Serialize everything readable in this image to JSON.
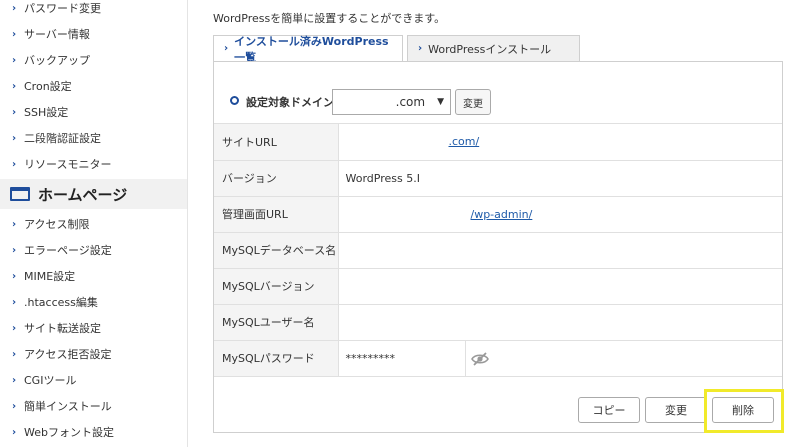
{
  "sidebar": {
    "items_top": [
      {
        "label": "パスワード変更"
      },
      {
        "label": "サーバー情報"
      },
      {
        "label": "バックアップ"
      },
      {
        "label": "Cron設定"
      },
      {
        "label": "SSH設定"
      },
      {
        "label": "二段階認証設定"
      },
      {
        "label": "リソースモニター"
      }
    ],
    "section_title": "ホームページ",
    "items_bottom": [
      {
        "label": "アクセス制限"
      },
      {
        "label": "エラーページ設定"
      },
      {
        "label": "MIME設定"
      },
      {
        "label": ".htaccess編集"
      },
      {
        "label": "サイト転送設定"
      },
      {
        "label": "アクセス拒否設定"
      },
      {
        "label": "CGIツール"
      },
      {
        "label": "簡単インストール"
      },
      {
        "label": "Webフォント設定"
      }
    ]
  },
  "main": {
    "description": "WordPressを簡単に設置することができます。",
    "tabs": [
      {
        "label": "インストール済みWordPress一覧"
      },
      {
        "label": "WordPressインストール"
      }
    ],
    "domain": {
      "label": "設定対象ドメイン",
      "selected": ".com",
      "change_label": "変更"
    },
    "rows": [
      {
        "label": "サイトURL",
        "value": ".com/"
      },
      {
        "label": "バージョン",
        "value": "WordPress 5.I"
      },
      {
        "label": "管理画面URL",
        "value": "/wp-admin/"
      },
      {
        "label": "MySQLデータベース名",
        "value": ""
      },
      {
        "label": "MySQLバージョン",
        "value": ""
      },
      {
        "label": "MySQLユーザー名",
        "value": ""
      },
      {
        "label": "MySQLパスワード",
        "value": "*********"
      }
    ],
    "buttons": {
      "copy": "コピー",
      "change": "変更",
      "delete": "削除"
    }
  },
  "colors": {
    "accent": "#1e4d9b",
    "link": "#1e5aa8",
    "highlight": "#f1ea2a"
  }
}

....

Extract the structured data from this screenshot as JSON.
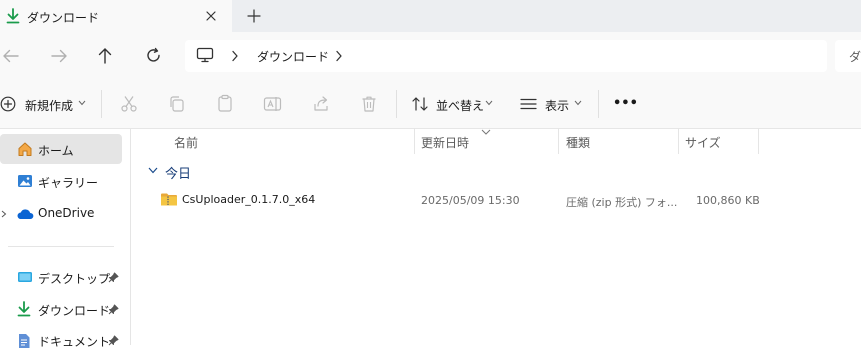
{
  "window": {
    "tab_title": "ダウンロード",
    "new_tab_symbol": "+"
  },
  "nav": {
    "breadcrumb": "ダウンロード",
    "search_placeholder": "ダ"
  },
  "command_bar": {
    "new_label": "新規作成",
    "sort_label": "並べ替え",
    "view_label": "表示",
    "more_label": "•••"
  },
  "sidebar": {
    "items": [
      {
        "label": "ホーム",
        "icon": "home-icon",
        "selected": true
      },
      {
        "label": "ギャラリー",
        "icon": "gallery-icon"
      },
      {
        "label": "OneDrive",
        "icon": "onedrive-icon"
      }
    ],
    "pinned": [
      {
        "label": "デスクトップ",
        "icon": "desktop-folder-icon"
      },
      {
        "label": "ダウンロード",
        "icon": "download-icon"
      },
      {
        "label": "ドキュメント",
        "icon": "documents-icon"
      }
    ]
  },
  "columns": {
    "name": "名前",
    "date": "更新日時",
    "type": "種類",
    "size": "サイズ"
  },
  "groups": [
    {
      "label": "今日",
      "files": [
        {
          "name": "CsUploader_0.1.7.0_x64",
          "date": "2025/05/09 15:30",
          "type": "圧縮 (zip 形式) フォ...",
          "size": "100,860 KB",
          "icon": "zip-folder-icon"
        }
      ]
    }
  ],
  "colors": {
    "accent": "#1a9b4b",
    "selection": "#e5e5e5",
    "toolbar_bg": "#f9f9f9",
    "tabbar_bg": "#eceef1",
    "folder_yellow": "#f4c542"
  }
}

....

- Short exercise -
State the number of lines that contain the string "value", with no other words.

- The completed task -
7